───── Records for this exercise ─────

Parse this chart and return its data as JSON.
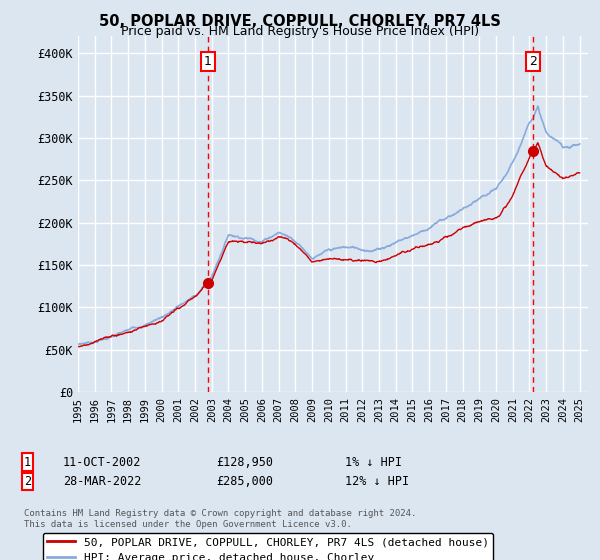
{
  "title": "50, POPLAR DRIVE, COPPULL, CHORLEY, PR7 4LS",
  "subtitle": "Price paid vs. HM Land Registry's House Price Index (HPI)",
  "background_color": "#dce6f1",
  "plot_bg_color": "#dce6f1",
  "grid_color": "#ffffff",
  "ylim": [
    0,
    420000
  ],
  "yticks": [
    0,
    50000,
    100000,
    150000,
    200000,
    250000,
    300000,
    350000,
    400000
  ],
  "ytick_labels": [
    "£0",
    "£50K",
    "£100K",
    "£150K",
    "£200K",
    "£250K",
    "£300K",
    "£350K",
    "£400K"
  ],
  "xstart": 1995.0,
  "xend": 2025.5,
  "red_line_color": "#cc0000",
  "blue_line_color": "#88aadd",
  "marker1_date": 2002.78,
  "marker1_value": 128950,
  "marker1_label": "1",
  "marker1_text": "11-OCT-2002",
  "marker1_price": "£128,950",
  "marker1_hpi": "1% ↓ HPI",
  "marker2_date": 2022.23,
  "marker2_value": 285000,
  "marker2_label": "2",
  "marker2_text": "28-MAR-2022",
  "marker2_price": "£285,000",
  "marker2_hpi": "12% ↓ HPI",
  "legend_line1": "50, POPLAR DRIVE, COPPULL, CHORLEY, PR7 4LS (detached house)",
  "legend_line2": "HPI: Average price, detached house, Chorley",
  "footer1": "Contains HM Land Registry data © Crown copyright and database right 2024.",
  "footer2": "This data is licensed under the Open Government Licence v3.0."
}
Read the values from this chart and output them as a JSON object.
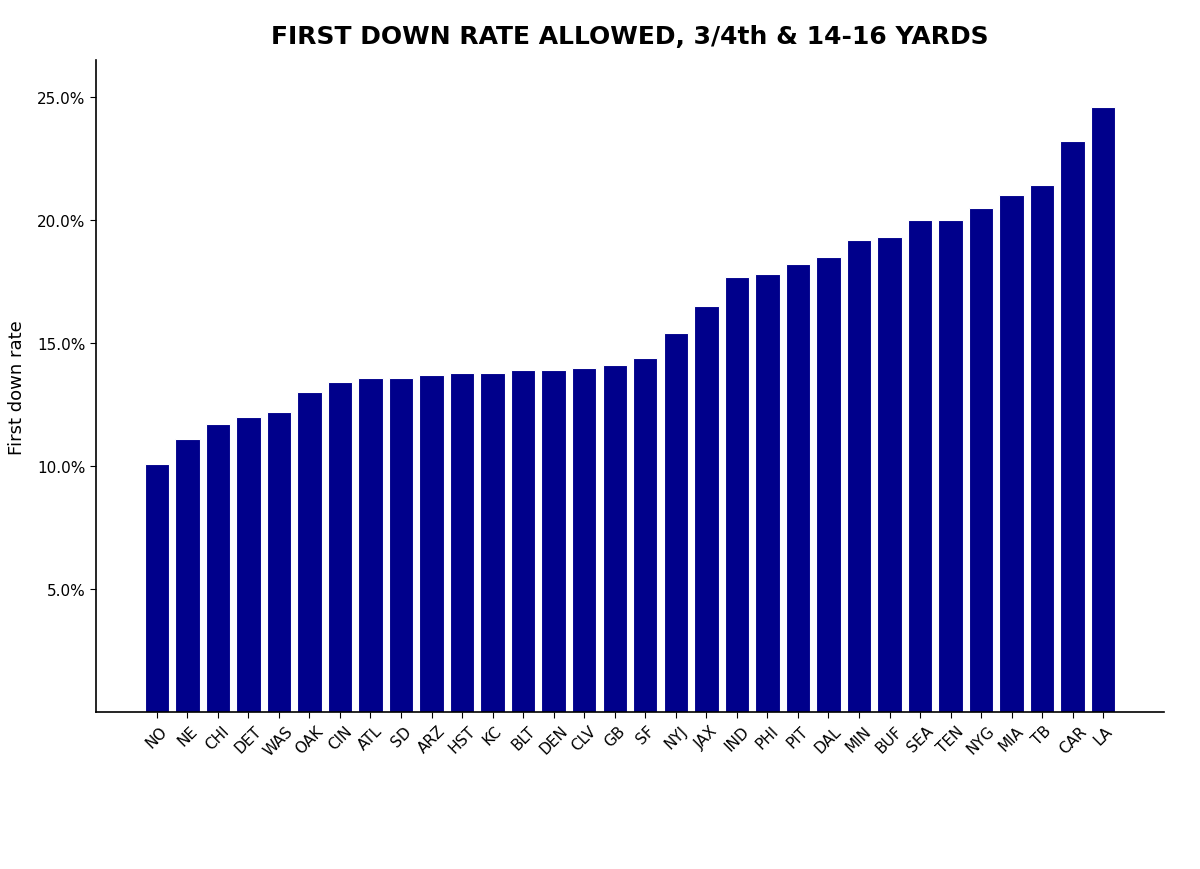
{
  "title": "FIRST DOWN RATE ALLOWED, 3/4th & 14-16 YARDS",
  "ylabel": "First down rate",
  "bar_color": "#00008B",
  "background_color": "#ffffff",
  "categories": [
    "NO",
    "NE",
    "CHI",
    "DET",
    "WAS",
    "OAK",
    "CIN",
    "ATL",
    "SD",
    "ARZ",
    "HST",
    "KC",
    "BLT",
    "DEN",
    "CLV",
    "GB",
    "SF",
    "NYJ",
    "JAX",
    "IND",
    "PHI",
    "PIT",
    "DAL",
    "MIN",
    "BUF",
    "SEA",
    "TEN",
    "NYG",
    "MIA",
    "TB",
    "CAR",
    "LA"
  ],
  "values": [
    0.101,
    0.111,
    0.117,
    0.12,
    0.122,
    0.13,
    0.134,
    0.136,
    0.136,
    0.137,
    0.138,
    0.138,
    0.139,
    0.139,
    0.14,
    0.141,
    0.144,
    0.154,
    0.165,
    0.177,
    0.178,
    0.182,
    0.185,
    0.192,
    0.193,
    0.2,
    0.2,
    0.205,
    0.21,
    0.214,
    0.232,
    0.246
  ],
  "ylim": [
    0,
    0.265
  ],
  "yticks": [
    0.05,
    0.1,
    0.15,
    0.2,
    0.25
  ],
  "title_fontsize": 18,
  "ylabel_fontsize": 13,
  "tick_fontsize": 11,
  "xtick_rotation": 45
}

─────

→ Task prompt
Print the complete listing exactly as it stands, without its pictures.

→ Solution to the problem
Parse this chart and return its data as JSON.
{
  "title": "50, POPLAR DRIVE, COPPULL, CHORLEY, PR7 4LS",
  "subtitle": "Price paid vs. HM Land Registry's House Price Index (HPI)",
  "background_color": "#dce6f1",
  "plot_bg_color": "#dce6f1",
  "grid_color": "#ffffff",
  "ylim": [
    0,
    420000
  ],
  "yticks": [
    0,
    50000,
    100000,
    150000,
    200000,
    250000,
    300000,
    350000,
    400000
  ],
  "ytick_labels": [
    "£0",
    "£50K",
    "£100K",
    "£150K",
    "£200K",
    "£250K",
    "£300K",
    "£350K",
    "£400K"
  ],
  "xstart": 1995.0,
  "xend": 2025.5,
  "red_line_color": "#cc0000",
  "blue_line_color": "#88aadd",
  "marker1_date": 2002.78,
  "marker1_value": 128950,
  "marker1_label": "1",
  "marker1_text": "11-OCT-2002",
  "marker1_price": "£128,950",
  "marker1_hpi": "1% ↓ HPI",
  "marker2_date": 2022.23,
  "marker2_value": 285000,
  "marker2_label": "2",
  "marker2_text": "28-MAR-2022",
  "marker2_price": "£285,000",
  "marker2_hpi": "12% ↓ HPI",
  "legend_line1": "50, POPLAR DRIVE, COPPULL, CHORLEY, PR7 4LS (detached house)",
  "legend_line2": "HPI: Average price, detached house, Chorley",
  "footer1": "Contains HM Land Registry data © Crown copyright and database right 2024.",
  "footer2": "This data is licensed under the Open Government Licence v3.0."
}
Read the values from this chart and output them as a JSON object.
{
  "title": "FIRST DOWN RATE ALLOWED, 3/4th & 14-16 YARDS",
  "ylabel": "First down rate",
  "bar_color": "#00008B",
  "background_color": "#ffffff",
  "categories": [
    "NO",
    "NE",
    "CHI",
    "DET",
    "WAS",
    "OAK",
    "CIN",
    "ATL",
    "SD",
    "ARZ",
    "HST",
    "KC",
    "BLT",
    "DEN",
    "CLV",
    "GB",
    "SF",
    "NYJ",
    "JAX",
    "IND",
    "PHI",
    "PIT",
    "DAL",
    "MIN",
    "BUF",
    "SEA",
    "TEN",
    "NYG",
    "MIA",
    "TB",
    "CAR",
    "LA"
  ],
  "values": [
    0.101,
    0.111,
    0.117,
    0.12,
    0.122,
    0.13,
    0.134,
    0.136,
    0.136,
    0.137,
    0.138,
    0.138,
    0.139,
    0.139,
    0.14,
    0.141,
    0.144,
    0.154,
    0.165,
    0.177,
    0.178,
    0.182,
    0.185,
    0.192,
    0.193,
    0.2,
    0.2,
    0.205,
    0.21,
    0.214,
    0.232,
    0.246
  ],
  "ylim": [
    0,
    0.265
  ],
  "yticks": [
    0.05,
    0.1,
    0.15,
    0.2,
    0.25
  ],
  "title_fontsize": 18,
  "ylabel_fontsize": 13,
  "tick_fontsize": 11,
  "xtick_rotation": 45
}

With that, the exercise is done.